(Figure collection entries)
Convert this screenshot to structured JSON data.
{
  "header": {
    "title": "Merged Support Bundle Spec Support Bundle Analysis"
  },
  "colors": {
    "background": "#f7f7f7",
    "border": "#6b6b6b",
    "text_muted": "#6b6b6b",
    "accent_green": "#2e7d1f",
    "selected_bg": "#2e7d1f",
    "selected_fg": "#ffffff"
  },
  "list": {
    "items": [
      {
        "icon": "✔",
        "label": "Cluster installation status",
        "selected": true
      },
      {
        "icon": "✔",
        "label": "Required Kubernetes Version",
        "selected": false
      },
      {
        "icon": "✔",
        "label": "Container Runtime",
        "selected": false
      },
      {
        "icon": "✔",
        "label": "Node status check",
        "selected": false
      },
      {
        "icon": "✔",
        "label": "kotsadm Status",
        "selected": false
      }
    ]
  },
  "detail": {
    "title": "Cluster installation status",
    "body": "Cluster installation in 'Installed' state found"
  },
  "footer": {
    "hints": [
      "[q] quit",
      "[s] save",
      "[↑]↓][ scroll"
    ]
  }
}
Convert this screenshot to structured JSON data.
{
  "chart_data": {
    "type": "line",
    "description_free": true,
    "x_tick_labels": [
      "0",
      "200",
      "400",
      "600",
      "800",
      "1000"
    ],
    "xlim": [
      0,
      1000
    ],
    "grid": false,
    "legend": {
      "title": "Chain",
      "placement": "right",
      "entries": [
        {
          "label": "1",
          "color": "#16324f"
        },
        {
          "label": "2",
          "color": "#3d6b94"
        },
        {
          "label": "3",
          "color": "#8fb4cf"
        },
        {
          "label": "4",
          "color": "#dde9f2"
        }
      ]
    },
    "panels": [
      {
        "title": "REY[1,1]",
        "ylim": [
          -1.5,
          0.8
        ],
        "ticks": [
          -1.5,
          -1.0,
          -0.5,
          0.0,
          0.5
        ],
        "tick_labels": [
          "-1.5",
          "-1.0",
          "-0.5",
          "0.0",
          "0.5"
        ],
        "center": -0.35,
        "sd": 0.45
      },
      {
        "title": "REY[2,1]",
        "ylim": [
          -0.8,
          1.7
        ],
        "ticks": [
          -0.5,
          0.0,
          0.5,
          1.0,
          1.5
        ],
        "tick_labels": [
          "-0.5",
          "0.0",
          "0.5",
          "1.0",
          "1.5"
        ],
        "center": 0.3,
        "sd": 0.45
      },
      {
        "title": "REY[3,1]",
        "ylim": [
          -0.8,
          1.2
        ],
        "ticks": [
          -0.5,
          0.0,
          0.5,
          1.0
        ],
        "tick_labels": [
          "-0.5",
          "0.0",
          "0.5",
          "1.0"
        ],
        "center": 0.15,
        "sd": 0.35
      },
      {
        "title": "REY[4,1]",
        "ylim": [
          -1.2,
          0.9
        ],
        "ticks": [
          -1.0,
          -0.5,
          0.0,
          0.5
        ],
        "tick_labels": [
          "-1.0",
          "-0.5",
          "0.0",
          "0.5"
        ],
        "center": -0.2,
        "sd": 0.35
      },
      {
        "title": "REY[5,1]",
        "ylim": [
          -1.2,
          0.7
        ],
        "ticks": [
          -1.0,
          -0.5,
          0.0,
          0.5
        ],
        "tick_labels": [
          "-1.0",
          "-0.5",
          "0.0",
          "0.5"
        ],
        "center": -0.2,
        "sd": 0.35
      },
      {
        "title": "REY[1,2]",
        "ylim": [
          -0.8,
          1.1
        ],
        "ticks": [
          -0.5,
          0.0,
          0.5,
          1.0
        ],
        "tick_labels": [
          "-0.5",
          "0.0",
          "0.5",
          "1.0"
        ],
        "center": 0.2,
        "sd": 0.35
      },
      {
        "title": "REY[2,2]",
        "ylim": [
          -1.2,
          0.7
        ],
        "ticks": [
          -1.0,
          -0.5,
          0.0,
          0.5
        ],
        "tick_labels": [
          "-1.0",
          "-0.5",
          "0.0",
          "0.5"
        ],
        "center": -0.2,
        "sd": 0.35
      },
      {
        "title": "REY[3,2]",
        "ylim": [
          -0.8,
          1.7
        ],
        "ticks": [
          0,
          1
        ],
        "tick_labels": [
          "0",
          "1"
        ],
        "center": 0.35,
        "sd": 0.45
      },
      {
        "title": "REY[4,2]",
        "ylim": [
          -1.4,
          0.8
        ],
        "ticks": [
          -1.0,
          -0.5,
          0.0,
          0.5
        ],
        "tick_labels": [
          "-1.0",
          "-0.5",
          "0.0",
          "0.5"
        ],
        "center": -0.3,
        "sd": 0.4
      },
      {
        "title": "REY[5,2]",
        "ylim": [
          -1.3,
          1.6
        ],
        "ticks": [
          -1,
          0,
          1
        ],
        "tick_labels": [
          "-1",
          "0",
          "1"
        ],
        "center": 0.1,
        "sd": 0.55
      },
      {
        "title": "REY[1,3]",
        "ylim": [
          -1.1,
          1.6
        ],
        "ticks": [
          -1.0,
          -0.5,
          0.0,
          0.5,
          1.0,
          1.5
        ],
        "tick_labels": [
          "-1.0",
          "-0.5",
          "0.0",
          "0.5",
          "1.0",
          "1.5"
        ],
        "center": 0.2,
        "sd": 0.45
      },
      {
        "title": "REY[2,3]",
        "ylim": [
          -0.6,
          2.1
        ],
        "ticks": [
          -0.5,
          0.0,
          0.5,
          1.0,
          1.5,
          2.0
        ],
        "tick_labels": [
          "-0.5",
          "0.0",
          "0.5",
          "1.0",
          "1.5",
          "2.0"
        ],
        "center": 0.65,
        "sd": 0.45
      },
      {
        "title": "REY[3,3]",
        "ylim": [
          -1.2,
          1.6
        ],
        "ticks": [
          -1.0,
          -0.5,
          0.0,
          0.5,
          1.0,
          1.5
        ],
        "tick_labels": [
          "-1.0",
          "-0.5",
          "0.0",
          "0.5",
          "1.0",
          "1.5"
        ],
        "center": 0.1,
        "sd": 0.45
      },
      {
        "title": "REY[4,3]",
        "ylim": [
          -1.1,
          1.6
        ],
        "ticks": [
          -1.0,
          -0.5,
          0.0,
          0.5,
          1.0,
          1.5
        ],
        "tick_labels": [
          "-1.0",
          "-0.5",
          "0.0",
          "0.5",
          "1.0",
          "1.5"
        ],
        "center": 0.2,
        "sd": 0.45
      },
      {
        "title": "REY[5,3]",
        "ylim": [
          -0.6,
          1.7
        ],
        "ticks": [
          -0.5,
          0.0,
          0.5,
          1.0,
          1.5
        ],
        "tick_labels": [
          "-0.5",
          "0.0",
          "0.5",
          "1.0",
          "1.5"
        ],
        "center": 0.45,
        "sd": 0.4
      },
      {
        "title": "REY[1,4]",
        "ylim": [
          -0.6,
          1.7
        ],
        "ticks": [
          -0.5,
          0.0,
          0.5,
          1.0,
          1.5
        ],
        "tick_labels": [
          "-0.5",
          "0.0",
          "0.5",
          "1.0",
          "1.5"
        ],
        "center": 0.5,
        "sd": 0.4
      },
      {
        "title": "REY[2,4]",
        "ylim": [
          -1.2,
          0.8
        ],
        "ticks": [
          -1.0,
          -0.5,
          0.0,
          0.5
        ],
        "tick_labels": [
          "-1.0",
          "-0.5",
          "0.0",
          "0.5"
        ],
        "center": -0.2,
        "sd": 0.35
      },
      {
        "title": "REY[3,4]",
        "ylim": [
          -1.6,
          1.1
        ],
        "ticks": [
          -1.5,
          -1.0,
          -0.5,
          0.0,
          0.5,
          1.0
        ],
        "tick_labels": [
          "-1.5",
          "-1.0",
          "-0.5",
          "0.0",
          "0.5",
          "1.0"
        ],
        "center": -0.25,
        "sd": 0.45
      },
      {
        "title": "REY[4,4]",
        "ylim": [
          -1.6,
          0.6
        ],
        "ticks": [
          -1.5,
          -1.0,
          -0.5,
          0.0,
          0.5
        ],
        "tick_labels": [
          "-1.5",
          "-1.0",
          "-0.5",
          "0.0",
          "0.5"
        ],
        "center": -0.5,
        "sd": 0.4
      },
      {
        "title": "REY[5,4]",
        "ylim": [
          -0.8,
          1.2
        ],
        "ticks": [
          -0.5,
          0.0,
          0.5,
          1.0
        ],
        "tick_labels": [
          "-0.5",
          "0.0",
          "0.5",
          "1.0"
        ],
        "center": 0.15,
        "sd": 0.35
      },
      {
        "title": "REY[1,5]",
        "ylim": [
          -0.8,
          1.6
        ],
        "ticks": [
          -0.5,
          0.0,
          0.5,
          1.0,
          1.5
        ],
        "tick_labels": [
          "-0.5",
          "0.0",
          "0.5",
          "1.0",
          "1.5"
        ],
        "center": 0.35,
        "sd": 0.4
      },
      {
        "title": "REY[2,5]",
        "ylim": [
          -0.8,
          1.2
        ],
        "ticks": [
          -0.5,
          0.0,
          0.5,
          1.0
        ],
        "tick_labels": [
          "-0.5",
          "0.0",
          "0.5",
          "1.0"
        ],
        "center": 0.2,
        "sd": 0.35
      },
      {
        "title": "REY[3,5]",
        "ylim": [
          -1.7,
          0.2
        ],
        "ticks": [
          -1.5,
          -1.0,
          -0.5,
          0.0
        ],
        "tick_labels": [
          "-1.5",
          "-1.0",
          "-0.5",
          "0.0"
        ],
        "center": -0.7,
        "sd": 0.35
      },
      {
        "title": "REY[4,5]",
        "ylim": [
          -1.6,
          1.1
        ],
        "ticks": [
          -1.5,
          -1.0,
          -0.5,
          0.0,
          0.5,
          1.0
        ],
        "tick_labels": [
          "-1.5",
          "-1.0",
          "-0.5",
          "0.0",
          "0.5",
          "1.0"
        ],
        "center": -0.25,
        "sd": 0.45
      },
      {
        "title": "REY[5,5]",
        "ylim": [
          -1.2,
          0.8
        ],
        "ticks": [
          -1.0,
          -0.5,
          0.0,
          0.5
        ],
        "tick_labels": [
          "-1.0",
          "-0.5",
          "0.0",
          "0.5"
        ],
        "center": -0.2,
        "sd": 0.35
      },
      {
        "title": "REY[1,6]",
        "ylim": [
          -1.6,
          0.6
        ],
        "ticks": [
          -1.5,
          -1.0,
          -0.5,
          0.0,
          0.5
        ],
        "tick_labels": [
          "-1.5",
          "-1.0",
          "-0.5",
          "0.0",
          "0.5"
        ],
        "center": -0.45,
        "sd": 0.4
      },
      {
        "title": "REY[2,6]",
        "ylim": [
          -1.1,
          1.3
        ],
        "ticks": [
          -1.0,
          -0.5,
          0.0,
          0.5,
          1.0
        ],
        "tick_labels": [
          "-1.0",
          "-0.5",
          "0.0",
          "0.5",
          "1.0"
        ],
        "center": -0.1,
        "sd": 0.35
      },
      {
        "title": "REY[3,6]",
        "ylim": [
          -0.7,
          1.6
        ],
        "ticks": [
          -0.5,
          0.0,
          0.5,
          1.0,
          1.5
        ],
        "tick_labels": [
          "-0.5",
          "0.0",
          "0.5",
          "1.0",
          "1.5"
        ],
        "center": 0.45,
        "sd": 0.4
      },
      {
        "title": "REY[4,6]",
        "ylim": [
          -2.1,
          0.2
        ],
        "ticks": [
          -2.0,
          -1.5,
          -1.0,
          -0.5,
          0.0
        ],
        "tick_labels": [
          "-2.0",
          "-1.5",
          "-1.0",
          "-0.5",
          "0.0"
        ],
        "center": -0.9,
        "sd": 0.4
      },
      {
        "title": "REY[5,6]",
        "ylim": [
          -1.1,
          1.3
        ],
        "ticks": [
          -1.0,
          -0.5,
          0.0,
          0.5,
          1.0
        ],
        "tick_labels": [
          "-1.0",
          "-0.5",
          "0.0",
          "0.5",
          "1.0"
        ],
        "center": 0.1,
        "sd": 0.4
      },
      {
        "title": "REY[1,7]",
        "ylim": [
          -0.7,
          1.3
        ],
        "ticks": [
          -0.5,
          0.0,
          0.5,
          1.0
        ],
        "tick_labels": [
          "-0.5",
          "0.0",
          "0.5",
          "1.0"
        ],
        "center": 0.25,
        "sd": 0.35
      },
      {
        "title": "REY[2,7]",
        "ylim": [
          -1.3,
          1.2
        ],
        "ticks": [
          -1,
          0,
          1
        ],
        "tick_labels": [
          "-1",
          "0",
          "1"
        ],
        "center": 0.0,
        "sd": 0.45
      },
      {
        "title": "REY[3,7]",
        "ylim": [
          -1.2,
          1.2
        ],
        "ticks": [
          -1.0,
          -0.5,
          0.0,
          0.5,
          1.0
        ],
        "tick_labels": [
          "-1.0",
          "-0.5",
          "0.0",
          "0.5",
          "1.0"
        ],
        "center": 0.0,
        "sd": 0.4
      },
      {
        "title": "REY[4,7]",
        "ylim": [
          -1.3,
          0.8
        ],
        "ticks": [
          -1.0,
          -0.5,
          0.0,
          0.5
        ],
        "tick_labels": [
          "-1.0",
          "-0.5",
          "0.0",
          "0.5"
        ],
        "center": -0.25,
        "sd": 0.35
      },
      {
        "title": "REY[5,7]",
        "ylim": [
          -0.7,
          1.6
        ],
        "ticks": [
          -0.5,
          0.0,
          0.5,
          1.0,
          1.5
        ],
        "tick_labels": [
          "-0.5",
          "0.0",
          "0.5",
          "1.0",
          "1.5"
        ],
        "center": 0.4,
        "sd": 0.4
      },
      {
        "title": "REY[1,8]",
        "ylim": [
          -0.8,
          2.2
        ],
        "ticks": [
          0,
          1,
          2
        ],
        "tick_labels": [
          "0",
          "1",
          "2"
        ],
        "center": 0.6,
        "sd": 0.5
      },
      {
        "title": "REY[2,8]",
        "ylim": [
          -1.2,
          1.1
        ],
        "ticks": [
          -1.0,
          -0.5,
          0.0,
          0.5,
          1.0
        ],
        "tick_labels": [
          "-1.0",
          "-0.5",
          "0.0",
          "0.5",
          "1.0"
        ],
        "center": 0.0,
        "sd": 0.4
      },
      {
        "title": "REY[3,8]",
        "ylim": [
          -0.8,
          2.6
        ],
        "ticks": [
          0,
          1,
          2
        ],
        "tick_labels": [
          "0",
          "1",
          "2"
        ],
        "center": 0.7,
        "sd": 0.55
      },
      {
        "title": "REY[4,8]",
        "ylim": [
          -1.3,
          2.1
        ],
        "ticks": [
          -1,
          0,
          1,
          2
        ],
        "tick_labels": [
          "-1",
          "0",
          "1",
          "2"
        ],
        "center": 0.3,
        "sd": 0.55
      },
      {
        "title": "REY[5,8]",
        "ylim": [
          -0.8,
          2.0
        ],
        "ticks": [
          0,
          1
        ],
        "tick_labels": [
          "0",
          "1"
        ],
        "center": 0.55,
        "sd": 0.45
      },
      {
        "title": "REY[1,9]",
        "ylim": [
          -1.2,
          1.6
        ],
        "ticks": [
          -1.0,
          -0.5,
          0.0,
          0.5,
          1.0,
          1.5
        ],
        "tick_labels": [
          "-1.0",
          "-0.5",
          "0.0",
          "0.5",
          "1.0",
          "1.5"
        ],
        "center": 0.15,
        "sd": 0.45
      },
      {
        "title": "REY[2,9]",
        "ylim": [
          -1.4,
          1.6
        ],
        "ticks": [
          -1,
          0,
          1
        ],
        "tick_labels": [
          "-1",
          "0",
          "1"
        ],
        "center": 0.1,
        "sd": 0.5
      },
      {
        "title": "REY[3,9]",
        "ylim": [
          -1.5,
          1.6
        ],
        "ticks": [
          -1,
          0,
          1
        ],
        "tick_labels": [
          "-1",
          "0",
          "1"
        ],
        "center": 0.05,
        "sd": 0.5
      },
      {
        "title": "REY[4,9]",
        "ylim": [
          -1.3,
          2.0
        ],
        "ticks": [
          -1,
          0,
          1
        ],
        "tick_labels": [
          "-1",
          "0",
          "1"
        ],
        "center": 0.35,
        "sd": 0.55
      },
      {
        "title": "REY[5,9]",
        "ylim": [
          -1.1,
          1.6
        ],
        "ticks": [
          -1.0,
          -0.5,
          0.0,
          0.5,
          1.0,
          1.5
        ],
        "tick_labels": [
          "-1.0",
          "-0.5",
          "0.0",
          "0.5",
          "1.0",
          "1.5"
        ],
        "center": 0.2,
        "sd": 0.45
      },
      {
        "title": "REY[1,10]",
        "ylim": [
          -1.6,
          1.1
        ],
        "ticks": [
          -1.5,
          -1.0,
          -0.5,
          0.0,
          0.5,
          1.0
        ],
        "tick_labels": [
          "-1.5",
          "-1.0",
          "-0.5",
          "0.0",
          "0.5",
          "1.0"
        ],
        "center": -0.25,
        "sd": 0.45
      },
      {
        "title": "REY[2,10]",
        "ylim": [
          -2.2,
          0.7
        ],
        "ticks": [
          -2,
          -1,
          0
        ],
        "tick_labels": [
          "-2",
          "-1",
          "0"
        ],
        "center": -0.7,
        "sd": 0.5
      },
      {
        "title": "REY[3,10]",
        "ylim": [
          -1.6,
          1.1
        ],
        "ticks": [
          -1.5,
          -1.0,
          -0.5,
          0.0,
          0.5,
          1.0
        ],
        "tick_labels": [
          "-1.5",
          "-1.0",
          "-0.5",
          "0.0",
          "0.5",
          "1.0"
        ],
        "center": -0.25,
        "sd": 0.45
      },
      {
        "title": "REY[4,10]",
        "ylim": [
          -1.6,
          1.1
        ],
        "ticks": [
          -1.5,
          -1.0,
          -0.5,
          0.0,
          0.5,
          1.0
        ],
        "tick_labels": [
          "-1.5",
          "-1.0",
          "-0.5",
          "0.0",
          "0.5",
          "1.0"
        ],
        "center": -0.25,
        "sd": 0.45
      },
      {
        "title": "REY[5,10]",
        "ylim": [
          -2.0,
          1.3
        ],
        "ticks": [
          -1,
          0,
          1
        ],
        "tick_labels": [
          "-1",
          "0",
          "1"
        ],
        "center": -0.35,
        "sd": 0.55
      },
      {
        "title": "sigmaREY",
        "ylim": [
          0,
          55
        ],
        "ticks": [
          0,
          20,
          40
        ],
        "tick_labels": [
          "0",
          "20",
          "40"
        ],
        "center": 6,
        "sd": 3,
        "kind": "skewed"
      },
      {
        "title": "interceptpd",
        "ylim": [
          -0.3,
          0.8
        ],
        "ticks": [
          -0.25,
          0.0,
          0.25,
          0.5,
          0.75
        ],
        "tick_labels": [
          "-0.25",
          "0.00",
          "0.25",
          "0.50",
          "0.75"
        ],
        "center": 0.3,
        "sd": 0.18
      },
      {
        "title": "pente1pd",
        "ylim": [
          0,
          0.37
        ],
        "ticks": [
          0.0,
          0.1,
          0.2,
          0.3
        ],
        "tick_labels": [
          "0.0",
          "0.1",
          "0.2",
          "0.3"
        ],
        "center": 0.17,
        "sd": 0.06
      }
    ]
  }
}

REQUIREMENTS: Each line that contains the word "true" counts toward the total; give only that total.

ANSWER TO THIS EXERCISE: 2